### THE TASK
Leave the pictures out and transcribe every record exactly.

### Records from a dataset
========================================
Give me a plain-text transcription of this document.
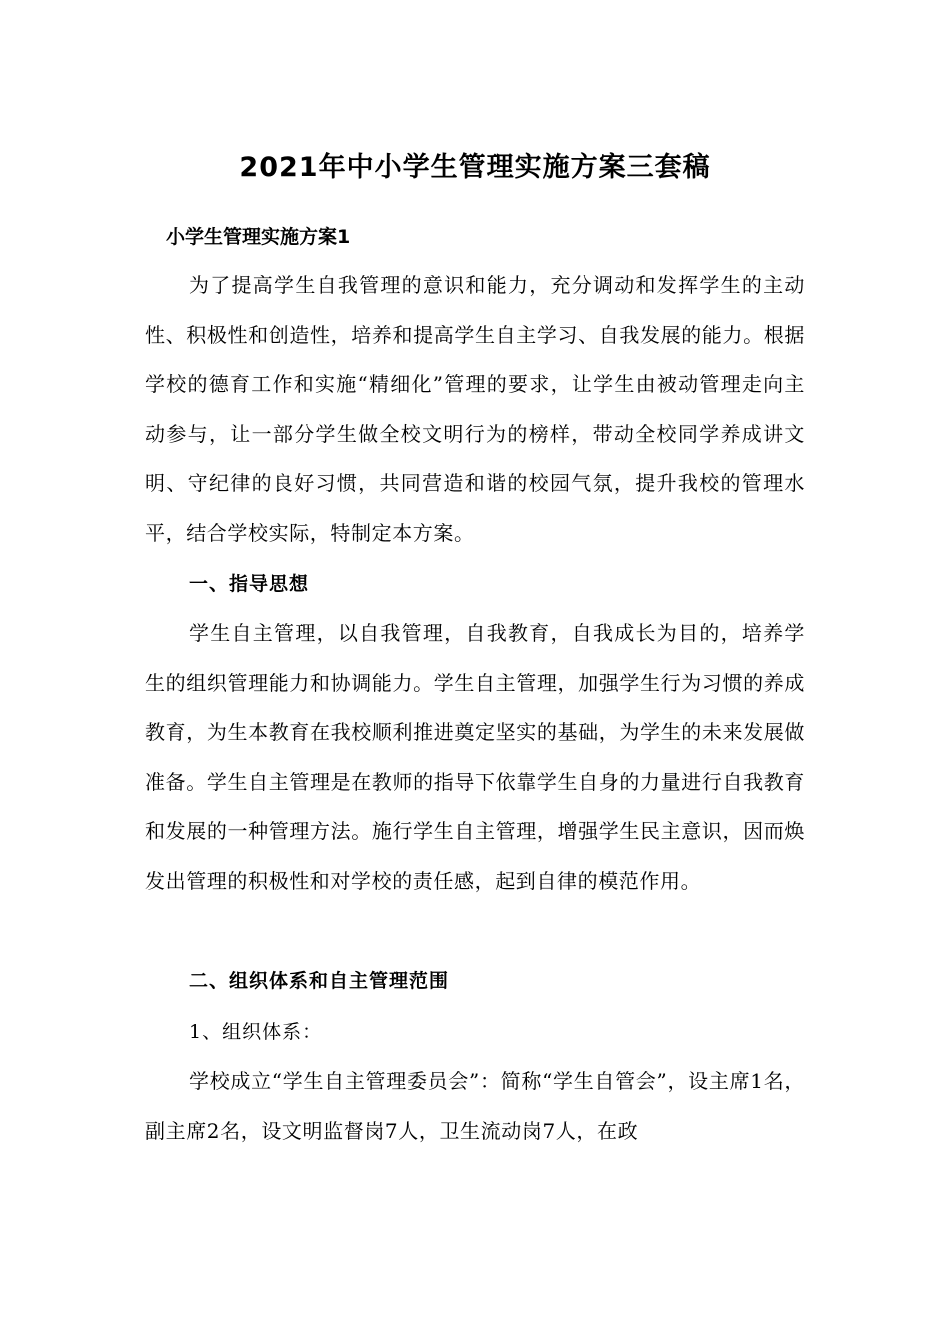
2021年中小学生管理实施方案三套稿
小学生管理实施方案1

为了提高学生自我管理的意识和能力，充分调动和发挥学生的主动性、积极性和创造性，培养和提高学生自主学习、自我发展的能力。根据学校的德育工作和实施“精细化”管理的要求，让学生由被动管理走向主动参与，让一部分学生做全校文明行为的榜样，带动全校同学养成讲文明、守纪律的良好习惯，共同营造和谐的校园气氛，提升我校的管理水平，结合学校实际，特制定本方案。

一、指导思想

学生自主管理，以自我管理，自我教育，自我成长为目的，培养学生的组织管理能力和协调能力。学生自主管理，加强学生行为习惯的养成教育，为生本教育在我校顺利推进奠定坚实的基础，为学生的未来发展做准备。学生自主管理是在教师的指导下依靠学生自身的力量进行自我教育和发展的一种管理方法。施行学生自主管理，增强学生民主意识，因而焕发出管理的积极性和对学校的责任感，起到自律的模范作用。

二、组织体系和自主管理范围

1、组织体系：

学校成立“学生自主管理委员会”：简称“学生自管会”，设主席1名，副主席2名，设文明监督岗7人，卫生流动岗7人，在政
========================================
### TASK ANSWER
Give me a plain-text transcription of this document.
2021年中小学生管理实施方案三套稿
小学生管理实施方案1

为了提高学生自我管理的意识和能力，充分调动和发挥学生的主动性、积极性和创造性，培养和提高学生自主学习、自我发展的能力。根据学校的德育工作和实施“精细化”管理的要求，让学生由被动管理走向主动参与，让一部分学生做全校文明行为的榜样，带动全校同学养成讲文明、守纪律的良好习惯，共同营造和谐的校园气氛，提升我校的管理水平，结合学校实际，特制定本方案。

一、指导思想

学生自主管理，以自我管理，自我教育，自我成长为目的，培养学生的组织管理能力和协调能力。学生自主管理，加强学生行为习惯的养成教育，为生本教育在我校顺利推进奠定坚实的基础，为学生的未来发展做准备。学生自主管理是在教师的指导下依靠学生自身的力量进行自我教育和发展的一种管理方法。施行学生自主管理，增强学生民主意识，因而焕发出管理的积极性和对学校的责任感，起到自律的模范作用。

二、组织体系和自主管理范围

1、组织体系：

学校成立“学生自主管理委员会”：简称“学生自管会”，设主席1名，副主席2名，设文明监督岗7人，卫生流动岗7人，在政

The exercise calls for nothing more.